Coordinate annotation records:
==*==
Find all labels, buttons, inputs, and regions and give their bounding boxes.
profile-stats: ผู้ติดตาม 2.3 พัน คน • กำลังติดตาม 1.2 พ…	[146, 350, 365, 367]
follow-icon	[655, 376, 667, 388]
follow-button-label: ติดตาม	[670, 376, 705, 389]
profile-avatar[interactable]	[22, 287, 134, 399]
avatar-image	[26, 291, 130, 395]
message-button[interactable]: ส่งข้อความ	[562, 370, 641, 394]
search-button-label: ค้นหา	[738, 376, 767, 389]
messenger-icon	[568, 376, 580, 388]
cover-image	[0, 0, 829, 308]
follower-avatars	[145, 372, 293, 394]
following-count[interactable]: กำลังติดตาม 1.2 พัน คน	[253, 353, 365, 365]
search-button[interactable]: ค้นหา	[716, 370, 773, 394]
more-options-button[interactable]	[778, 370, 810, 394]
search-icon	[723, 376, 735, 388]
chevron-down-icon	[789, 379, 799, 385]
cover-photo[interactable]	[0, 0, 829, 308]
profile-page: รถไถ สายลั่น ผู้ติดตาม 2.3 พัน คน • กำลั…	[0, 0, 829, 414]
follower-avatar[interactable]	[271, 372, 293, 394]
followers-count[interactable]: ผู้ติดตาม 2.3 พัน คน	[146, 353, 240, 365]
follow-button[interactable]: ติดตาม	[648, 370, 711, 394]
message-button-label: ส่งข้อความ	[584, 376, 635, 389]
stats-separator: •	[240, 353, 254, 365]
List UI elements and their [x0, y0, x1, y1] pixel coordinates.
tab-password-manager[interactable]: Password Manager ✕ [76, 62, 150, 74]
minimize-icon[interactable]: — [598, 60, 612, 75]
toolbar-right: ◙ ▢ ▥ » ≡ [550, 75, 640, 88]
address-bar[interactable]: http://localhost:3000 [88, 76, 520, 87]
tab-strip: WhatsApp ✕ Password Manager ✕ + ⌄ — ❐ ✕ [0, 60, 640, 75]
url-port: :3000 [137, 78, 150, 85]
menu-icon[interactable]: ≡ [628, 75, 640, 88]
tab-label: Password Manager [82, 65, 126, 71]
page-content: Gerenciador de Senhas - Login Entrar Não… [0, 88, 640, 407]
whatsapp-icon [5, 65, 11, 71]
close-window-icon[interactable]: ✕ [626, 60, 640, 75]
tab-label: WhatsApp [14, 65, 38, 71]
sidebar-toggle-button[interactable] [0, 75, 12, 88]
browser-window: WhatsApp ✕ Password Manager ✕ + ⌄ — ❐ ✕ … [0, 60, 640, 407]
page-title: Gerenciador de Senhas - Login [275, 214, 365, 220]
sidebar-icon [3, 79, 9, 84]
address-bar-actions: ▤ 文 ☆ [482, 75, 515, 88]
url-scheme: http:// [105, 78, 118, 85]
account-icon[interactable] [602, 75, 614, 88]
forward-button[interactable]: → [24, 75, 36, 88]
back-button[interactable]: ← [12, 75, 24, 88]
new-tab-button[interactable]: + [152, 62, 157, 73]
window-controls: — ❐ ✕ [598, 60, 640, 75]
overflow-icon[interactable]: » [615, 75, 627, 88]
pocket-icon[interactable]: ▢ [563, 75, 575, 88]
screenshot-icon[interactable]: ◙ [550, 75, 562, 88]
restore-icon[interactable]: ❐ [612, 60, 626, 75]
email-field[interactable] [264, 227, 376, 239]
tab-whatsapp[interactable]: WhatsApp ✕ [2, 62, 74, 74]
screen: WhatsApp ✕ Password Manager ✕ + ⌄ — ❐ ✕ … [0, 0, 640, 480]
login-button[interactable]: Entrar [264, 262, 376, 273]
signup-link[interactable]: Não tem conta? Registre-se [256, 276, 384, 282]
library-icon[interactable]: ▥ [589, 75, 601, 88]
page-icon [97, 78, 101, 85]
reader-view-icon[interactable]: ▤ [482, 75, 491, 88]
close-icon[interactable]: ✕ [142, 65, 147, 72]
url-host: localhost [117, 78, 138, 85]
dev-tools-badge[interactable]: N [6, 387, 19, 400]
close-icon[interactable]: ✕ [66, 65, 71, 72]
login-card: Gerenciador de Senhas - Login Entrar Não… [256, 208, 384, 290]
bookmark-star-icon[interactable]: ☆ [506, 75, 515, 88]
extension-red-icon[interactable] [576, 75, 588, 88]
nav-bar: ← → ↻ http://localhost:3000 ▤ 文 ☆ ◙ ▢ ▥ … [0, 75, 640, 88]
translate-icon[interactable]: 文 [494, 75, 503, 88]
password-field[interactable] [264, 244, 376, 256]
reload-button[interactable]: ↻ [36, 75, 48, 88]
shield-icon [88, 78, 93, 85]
==*==
- Do this
Rewrite all of the rows above, swapping every occurrence of "close-icon" for "dismiss-icon" and leaving everything else unchanged.

- Solution
Find all labels, buttons, inputs, and regions and give their bounding boxes.
profile-stats: ผู้ติดตาม 2.3 พัน คน • กำลังติดตาม 1.2 พ…	[146, 350, 365, 367]
follow-icon	[655, 376, 667, 388]
follow-button-label: ติดตาม	[670, 376, 705, 389]
profile-avatar[interactable]	[22, 287, 134, 399]
avatar-image	[26, 291, 130, 395]
message-button[interactable]: ส่งข้อความ	[562, 370, 641, 394]
search-button-label: ค้นหา	[738, 376, 767, 389]
messenger-icon	[568, 376, 580, 388]
cover-image	[0, 0, 829, 308]
follower-avatars	[145, 372, 293, 394]
following-count[interactable]: กำลังติดตาม 1.2 พัน คน	[253, 353, 365, 365]
search-button[interactable]: ค้นหา	[716, 370, 773, 394]
more-options-button[interactable]	[778, 370, 810, 394]
search-icon	[723, 376, 735, 388]
chevron-down-icon	[789, 379, 799, 385]
cover-photo[interactable]	[0, 0, 829, 308]
profile-page: รถไถ สายลั่น ผู้ติดตาม 2.3 พัน คน • กำลั…	[0, 0, 829, 414]
follower-avatar[interactable]	[271, 372, 293, 394]
followers-count[interactable]: ผู้ติดตาม 2.3 พัน คน	[146, 353, 240, 365]
follow-button[interactable]: ติดตาม	[648, 370, 711, 394]
message-button-label: ส่งข้อความ	[584, 376, 635, 389]
stats-separator: •	[240, 353, 254, 365]
List UI elements and their [x0, y0, x1, y1] pixel coordinates.
tab-password-manager[interactable]: Password Manager ✕ [76, 62, 150, 74]
minimize-icon[interactable]: — [598, 60, 612, 75]
toolbar-right: ◙ ▢ ▥ » ≡ [550, 75, 640, 88]
address-bar[interactable]: http://localhost:3000 [88, 76, 520, 87]
tab-strip: WhatsApp ✕ Password Manager ✕ + ⌄ — ❐ ✕ [0, 60, 640, 75]
url-port: :3000 [137, 78, 150, 85]
menu-icon[interactable]: ≡ [628, 75, 640, 88]
tab-label: Password Manager [82, 65, 126, 71]
page-content: Gerenciador de Senhas - Login Entrar Não… [0, 88, 640, 407]
whatsapp-icon [5, 65, 11, 71]
close-window-icon[interactable]: ✕ [626, 60, 640, 75]
tab-label: WhatsApp [14, 65, 38, 71]
sidebar-toggle-button[interactable] [0, 75, 12, 88]
browser-window: WhatsApp ✕ Password Manager ✕ + ⌄ — ❐ ✕ … [0, 60, 640, 407]
page-title: Gerenciador de Senhas - Login [275, 214, 365, 220]
sidebar-icon [3, 79, 9, 84]
address-bar-actions: ▤ 文 ☆ [482, 75, 515, 88]
url-scheme: http:// [105, 78, 118, 85]
account-icon[interactable] [602, 75, 614, 88]
forward-button[interactable]: → [24, 75, 36, 88]
back-button[interactable]: ← [12, 75, 24, 88]
new-tab-button[interactable]: + [152, 62, 157, 73]
window-controls: — ❐ ✕ [598, 60, 640, 75]
overflow-icon[interactable]: » [615, 75, 627, 88]
pocket-icon[interactable]: ▢ [563, 75, 575, 88]
screenshot-icon[interactable]: ◙ [550, 75, 562, 88]
restore-icon[interactable]: ❐ [612, 60, 626, 75]
email-field[interactable] [264, 227, 376, 239]
tab-whatsapp[interactable]: WhatsApp ✕ [2, 62, 74, 74]
screen: WhatsApp ✕ Password Manager ✕ + ⌄ — ❐ ✕ … [0, 0, 640, 480]
login-button[interactable]: Entrar [264, 262, 376, 273]
signup-link[interactable]: Não tem conta? Registre-se [256, 276, 384, 282]
library-icon[interactable]: ▥ [589, 75, 601, 88]
page-icon [97, 78, 101, 85]
reader-view-icon[interactable]: ▤ [482, 75, 491, 88]
dismiss-icon[interactable]: ✕ [142, 65, 147, 72]
url-host: localhost [117, 78, 138, 85]
dev-tools-badge[interactable]: N [6, 387, 19, 400]
dismiss-icon[interactable]: ✕ [66, 65, 71, 72]
login-card: Gerenciador de Senhas - Login Entrar Não… [256, 208, 384, 290]
bookmark-star-icon[interactable]: ☆ [506, 75, 515, 88]
extension-red-icon[interactable] [576, 75, 588, 88]
nav-bar: ← → ↻ http://localhost:3000 ▤ 文 ☆ ◙ ▢ ▥ … [0, 75, 640, 88]
translate-icon[interactable]: 文 [494, 75, 503, 88]
password-field[interactable] [264, 244, 376, 256]
reload-button[interactable]: ↻ [36, 75, 48, 88]
shield-icon [88, 78, 93, 85]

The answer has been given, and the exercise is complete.